# COL216 Assigment - 3

Ponnada Rajasree (2023CS10015) — Amagoth Saisrishanth (2023CS50696)

April 30, 2025

# 1 Assumptions

- Bus Arbitration Implementation: Implemented a deterministic Round-Robin arbitration scheme starting from Core 0, instead of true random arbitration, to ensure simulation reproducibility.
- Bus Transaction Atomicity: Once a transaction wins arbitration, it occupies the bus for its entire duration (1, 2N, or 100 cycles) without interruption. Snooping occurs concurrently.
- BusUpgr Latency: Assumed a minimal bus latency of 1 cycle for the BusUpgr signal.
- Data Source on BusRdX Hitting E State: Data is assumed to come from memory (with 100 cycle latency) per Slide 22, despite possible C2C optimizations.
- Definition of "Idle Cycles": Cycles where either the core\_stalled\_on\_cache or needs\_completion\_cycle flag is true, indicating waiting for cache response or completing a miss.
- Definition of "Total Execution Cycles" (Per Core): Defined as the global\_cycle count when the entire simulation finishes (all cores complete traces and pending cache operations).
- Address Decomposition: Used low-order bits for block offset, followed by set index bits, with remaining bits as tag. Handled the case s=0 for fully associative caches.
- Word Size: Consistently assumed a 4-byte word size for calculations, including computing N for C2C latency (N = BlockSize/4).

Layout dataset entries
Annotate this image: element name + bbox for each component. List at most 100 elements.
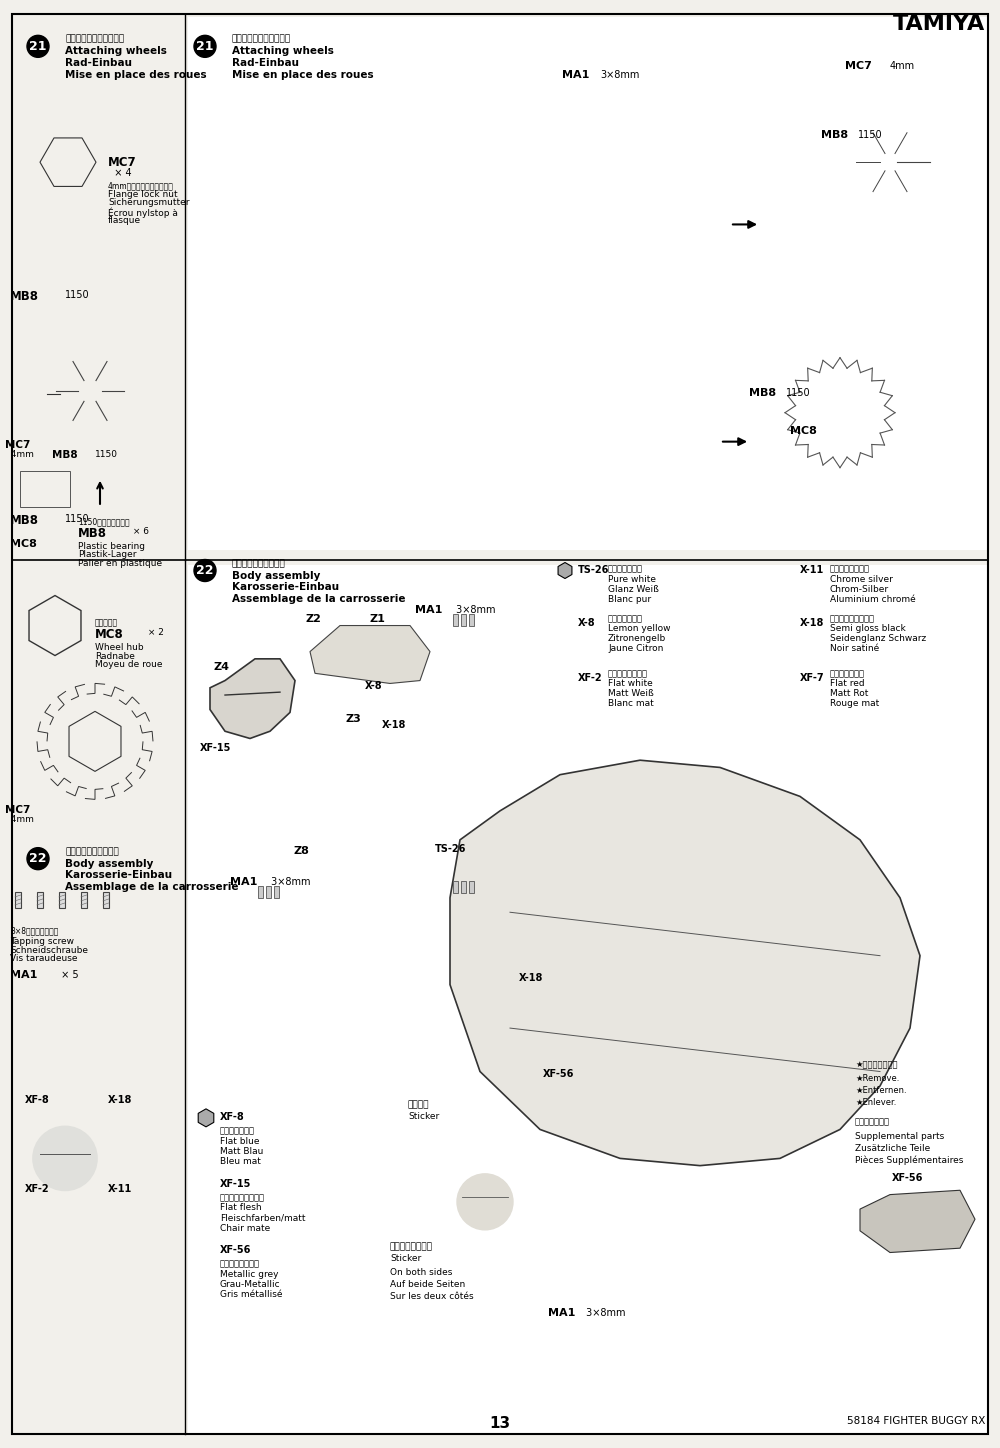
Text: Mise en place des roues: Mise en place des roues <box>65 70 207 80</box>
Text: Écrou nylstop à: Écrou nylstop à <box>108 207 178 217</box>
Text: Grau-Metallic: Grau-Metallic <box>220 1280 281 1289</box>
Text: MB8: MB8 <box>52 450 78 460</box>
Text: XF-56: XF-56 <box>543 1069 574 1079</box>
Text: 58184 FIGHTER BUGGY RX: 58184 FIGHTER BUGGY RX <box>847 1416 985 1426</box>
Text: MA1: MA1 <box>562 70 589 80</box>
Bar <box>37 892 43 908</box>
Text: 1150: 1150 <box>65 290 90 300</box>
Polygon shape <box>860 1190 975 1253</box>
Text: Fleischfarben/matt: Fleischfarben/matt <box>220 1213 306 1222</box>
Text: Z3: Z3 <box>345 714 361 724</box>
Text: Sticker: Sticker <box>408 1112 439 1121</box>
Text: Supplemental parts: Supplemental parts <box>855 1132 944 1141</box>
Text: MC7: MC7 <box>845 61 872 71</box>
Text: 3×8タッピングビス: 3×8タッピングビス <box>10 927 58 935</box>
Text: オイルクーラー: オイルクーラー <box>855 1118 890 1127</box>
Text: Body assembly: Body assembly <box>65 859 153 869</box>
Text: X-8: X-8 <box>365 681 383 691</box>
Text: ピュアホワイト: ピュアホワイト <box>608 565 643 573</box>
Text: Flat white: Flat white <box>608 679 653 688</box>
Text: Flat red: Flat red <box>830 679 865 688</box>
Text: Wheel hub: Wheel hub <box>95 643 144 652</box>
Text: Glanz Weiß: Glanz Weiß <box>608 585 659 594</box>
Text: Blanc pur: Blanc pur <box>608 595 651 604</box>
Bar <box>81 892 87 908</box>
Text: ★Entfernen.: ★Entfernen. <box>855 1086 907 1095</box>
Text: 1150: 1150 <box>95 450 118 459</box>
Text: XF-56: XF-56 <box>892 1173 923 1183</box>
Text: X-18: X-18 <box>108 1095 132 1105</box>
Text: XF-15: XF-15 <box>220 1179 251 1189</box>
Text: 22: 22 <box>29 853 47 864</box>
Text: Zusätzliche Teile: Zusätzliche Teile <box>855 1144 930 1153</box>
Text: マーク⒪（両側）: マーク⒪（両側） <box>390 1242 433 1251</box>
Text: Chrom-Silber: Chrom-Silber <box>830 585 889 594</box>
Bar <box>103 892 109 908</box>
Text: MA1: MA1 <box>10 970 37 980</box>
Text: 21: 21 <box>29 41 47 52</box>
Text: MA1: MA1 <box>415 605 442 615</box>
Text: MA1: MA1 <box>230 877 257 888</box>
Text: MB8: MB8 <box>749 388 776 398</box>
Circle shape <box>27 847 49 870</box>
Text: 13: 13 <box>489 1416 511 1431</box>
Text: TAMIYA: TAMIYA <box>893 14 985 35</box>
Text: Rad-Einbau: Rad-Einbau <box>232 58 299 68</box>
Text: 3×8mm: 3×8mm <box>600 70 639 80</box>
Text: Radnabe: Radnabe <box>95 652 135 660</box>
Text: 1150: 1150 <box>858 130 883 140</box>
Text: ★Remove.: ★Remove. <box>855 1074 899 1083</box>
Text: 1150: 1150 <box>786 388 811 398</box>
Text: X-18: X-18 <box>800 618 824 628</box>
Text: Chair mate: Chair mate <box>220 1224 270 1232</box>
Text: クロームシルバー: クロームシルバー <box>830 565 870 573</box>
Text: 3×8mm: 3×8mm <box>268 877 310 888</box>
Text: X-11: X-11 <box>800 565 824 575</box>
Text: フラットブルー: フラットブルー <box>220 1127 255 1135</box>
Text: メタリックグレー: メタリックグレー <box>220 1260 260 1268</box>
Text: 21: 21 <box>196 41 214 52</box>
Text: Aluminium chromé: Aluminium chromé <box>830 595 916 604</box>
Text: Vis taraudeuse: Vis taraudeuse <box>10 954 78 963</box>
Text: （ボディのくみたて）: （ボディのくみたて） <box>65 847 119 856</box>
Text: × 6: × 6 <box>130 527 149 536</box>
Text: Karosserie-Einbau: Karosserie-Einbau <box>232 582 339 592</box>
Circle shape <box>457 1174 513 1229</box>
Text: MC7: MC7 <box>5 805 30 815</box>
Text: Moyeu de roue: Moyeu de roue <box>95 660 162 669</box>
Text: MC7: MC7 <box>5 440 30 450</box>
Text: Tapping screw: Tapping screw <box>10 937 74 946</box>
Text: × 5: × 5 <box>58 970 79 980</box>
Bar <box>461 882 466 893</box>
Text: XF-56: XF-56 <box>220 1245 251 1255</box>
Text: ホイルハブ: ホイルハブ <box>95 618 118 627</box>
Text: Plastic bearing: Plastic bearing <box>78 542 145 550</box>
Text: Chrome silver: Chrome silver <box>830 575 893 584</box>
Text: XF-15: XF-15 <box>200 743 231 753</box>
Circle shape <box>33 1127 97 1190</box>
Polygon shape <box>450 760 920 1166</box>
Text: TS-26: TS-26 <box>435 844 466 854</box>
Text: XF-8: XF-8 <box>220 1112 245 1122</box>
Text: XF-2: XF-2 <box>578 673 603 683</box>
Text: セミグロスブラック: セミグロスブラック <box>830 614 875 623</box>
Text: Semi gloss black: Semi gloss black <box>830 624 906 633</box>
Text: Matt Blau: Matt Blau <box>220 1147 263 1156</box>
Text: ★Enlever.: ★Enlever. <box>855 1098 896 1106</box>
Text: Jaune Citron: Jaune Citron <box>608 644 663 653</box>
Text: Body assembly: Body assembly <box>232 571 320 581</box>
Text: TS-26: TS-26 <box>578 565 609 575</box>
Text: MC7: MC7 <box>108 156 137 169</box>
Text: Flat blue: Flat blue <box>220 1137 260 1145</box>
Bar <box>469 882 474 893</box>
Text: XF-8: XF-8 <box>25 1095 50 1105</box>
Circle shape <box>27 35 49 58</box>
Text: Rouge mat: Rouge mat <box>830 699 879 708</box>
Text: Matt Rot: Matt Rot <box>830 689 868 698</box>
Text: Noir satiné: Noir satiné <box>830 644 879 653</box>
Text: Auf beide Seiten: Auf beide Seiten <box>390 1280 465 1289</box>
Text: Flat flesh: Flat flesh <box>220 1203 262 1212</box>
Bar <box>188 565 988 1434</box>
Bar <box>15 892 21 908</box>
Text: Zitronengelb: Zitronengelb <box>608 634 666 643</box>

--

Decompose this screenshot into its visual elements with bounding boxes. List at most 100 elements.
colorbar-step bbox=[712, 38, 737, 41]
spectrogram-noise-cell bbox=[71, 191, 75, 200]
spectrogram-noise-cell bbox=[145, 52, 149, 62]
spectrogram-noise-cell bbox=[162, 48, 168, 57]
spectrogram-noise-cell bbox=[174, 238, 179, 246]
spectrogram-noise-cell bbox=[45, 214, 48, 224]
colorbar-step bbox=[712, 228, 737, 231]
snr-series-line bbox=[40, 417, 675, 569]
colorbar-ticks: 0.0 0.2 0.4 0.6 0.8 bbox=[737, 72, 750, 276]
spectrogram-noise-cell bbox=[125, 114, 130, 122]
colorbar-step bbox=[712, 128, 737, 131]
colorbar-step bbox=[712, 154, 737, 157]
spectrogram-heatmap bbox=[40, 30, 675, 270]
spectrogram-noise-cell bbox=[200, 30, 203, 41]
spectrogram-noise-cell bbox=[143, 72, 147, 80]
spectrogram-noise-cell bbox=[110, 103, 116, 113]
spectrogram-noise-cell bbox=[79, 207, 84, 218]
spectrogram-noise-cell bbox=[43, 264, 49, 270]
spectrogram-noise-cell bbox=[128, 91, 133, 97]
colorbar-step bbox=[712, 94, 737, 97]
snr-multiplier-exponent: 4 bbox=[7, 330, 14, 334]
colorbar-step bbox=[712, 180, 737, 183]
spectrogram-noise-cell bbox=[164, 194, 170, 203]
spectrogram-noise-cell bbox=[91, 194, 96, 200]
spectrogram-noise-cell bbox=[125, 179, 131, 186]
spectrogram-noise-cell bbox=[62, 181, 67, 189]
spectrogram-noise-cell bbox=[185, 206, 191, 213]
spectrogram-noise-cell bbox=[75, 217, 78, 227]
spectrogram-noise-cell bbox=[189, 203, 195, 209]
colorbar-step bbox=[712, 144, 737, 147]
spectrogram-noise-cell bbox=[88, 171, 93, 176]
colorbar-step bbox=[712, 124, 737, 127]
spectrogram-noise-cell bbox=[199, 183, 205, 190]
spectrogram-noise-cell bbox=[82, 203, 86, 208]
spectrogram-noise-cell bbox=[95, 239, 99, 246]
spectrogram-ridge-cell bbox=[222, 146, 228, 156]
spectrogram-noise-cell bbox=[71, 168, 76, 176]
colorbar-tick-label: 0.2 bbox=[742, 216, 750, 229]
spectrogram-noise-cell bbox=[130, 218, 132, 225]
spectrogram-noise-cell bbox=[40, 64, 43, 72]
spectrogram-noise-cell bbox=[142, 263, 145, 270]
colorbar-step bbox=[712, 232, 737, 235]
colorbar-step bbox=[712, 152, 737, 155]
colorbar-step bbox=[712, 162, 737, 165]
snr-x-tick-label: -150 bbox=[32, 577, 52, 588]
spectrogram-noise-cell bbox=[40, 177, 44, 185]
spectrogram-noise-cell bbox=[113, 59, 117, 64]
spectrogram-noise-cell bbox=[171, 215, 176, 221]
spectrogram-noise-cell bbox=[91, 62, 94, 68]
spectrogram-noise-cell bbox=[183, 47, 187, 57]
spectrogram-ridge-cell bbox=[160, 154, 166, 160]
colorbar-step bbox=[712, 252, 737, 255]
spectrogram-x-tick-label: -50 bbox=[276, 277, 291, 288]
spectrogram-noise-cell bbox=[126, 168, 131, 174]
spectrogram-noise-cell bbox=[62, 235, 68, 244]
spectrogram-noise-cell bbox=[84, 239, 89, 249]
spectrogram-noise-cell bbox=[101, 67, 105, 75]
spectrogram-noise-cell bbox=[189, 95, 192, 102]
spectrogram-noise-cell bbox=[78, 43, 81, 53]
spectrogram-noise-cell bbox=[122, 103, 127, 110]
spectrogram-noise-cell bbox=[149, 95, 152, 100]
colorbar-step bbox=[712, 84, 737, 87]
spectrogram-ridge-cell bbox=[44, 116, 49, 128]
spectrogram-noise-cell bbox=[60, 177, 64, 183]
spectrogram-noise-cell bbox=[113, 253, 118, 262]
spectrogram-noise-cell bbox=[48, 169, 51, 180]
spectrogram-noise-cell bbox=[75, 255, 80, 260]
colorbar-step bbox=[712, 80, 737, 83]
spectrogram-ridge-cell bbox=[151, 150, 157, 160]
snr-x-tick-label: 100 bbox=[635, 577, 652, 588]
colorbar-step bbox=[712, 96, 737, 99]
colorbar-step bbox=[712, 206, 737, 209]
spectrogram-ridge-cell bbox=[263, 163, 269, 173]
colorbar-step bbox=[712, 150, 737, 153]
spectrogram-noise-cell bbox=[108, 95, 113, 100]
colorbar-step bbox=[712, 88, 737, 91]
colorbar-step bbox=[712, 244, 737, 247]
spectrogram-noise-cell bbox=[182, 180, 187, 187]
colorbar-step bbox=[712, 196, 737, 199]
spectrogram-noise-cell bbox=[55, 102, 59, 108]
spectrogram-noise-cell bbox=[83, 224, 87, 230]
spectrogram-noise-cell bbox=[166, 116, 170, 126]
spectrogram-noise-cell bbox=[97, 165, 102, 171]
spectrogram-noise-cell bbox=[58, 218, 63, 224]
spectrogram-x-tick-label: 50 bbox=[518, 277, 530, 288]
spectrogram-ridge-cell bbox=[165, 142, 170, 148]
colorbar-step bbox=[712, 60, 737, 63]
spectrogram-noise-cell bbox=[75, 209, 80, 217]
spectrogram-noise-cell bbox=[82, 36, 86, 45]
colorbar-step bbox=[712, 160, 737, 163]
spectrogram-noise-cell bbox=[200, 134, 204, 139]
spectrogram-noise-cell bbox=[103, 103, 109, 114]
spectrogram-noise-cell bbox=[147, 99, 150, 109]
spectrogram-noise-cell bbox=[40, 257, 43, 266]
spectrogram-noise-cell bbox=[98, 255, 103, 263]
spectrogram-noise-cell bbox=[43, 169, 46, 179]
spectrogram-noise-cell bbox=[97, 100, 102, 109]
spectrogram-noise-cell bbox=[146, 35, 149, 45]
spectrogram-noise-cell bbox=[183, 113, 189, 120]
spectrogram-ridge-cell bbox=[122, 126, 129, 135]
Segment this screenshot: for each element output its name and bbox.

**TO BE DONE:**
(1) In the COL216 assignment, what are the answers to these questions?
(a) Which core does the Round-Robin arbitration scheme start from?
(b) What bus latency is assumed for the BusUpgr signal?
(c) What word size is assumed for calculations?
(2) Copy the COL216 assignment word for word from "Ponnada Rajasree (2023CS10015)" to "the BusUpgr signal.".
None of this data is needed.

**SOLUTIONS FOR EACH TASK:**
(1)
(a) Core 0
(b) 1 cycle
(c) 4 bytes

(2)
Ponnada Rajasree (2023CS10015) — Amagoth Saisrishanth (2023CS50696)

April 30, 2025

# 1 Assumptions

- Bus Arbitration Implementation: Implemented a deterministic Round-Robin arbitration scheme starting from Core 0, instead of true random arbitration, to ensure simulation reproducibility.
- Bus Transaction Atomicity: Once a transaction wins arbitration, it occupies the bus for its entire duration (1, 2N, or 100 cycles) without interruption. Snooping occurs concurrently.
- BusUpgr Latency: Assumed a minimal bus latency of 1 cycle for the BusUpgr signal.